MATERIAL PROVIDED =>
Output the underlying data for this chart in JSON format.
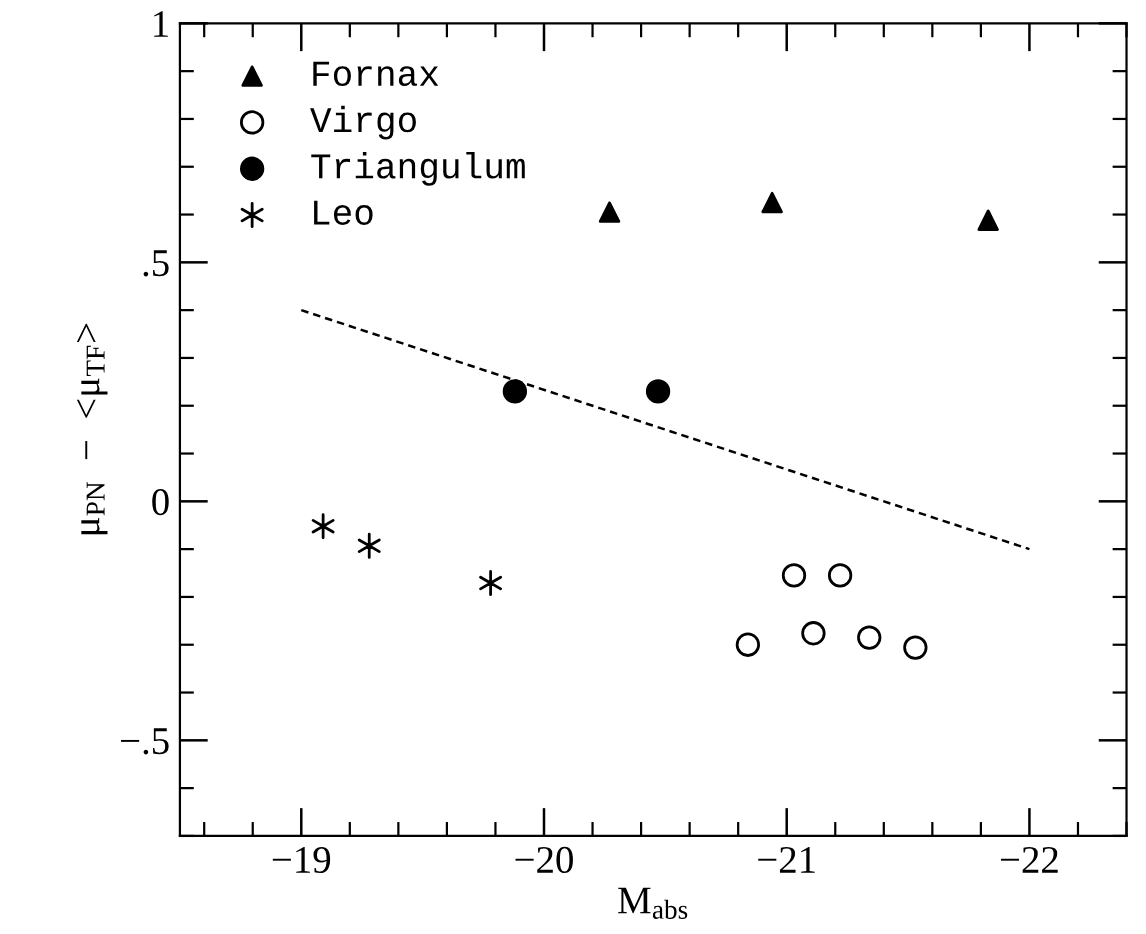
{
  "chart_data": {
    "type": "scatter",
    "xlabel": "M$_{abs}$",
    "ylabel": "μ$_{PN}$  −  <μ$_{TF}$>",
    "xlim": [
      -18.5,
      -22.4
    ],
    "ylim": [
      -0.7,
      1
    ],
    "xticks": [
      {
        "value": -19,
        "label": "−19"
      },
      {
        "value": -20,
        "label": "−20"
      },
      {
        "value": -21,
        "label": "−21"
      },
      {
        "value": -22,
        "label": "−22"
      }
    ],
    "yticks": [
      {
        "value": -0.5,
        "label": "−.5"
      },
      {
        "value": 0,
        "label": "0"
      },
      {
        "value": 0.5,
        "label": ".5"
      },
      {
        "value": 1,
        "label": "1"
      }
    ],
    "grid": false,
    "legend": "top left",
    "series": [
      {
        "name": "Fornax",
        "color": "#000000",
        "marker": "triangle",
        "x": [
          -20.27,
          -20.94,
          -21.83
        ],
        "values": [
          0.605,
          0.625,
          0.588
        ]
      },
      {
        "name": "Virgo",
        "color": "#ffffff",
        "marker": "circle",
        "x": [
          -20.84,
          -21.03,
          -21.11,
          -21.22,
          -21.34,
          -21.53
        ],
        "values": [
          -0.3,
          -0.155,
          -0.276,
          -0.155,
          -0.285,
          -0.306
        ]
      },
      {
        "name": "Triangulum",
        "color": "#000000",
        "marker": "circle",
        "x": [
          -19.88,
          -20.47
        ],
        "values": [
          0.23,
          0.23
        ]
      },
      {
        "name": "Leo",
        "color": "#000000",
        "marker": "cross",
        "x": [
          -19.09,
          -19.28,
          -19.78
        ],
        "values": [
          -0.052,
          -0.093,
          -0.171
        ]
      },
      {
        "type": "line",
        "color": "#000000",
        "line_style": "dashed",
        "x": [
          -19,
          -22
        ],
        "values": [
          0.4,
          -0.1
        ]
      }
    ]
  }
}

==

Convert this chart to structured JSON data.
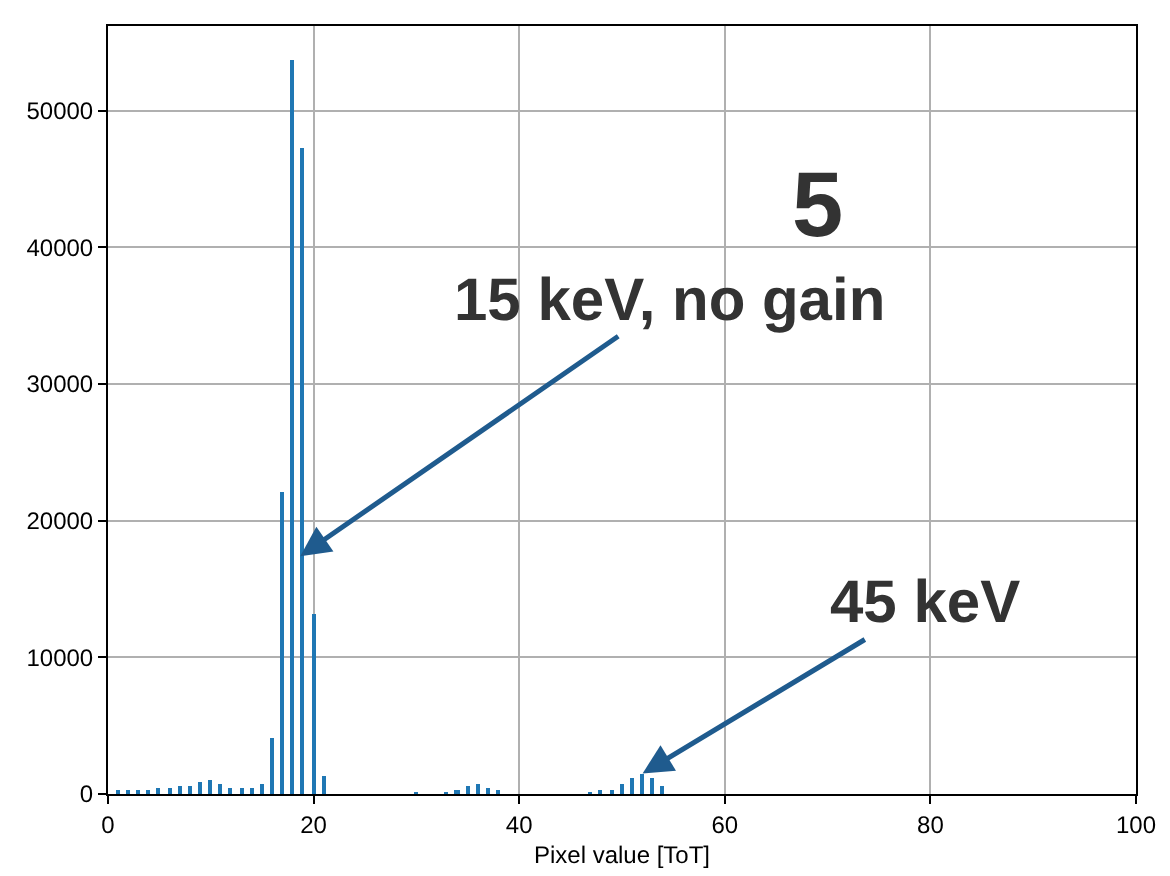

...

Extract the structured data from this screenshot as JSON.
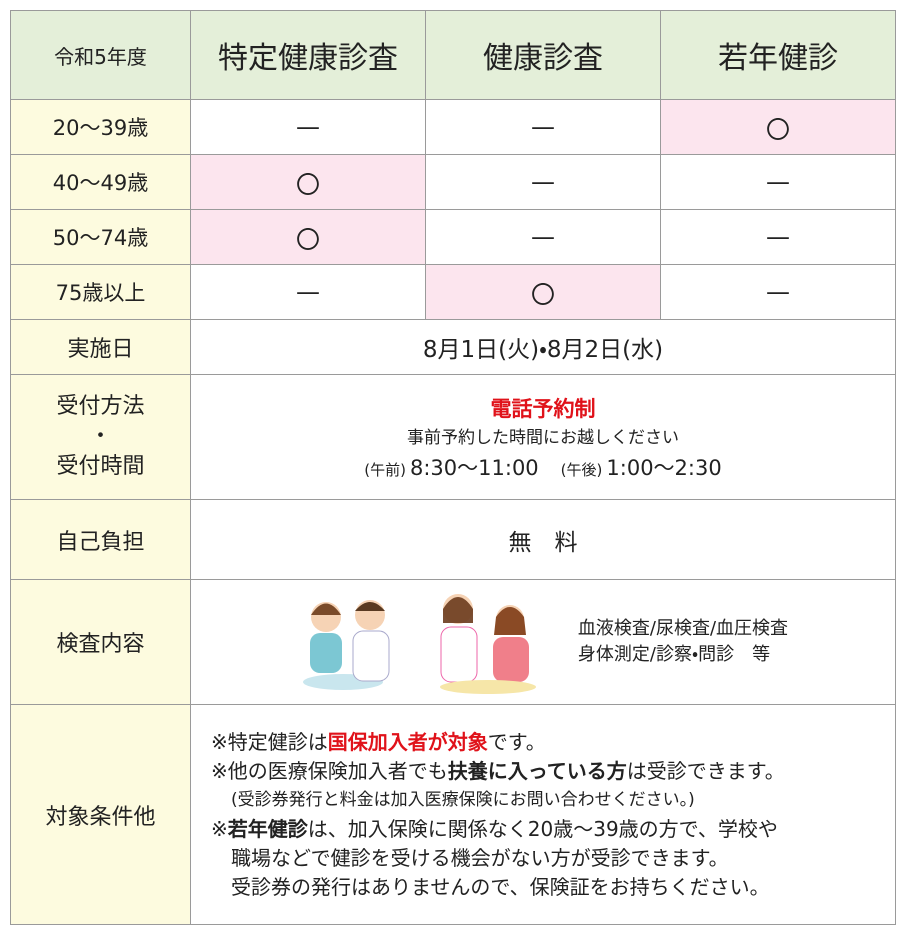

WORK TO COMPLETE => Count the lines above that contain the word "structured". Give only the number.

WRITTEN RESPONSE => 2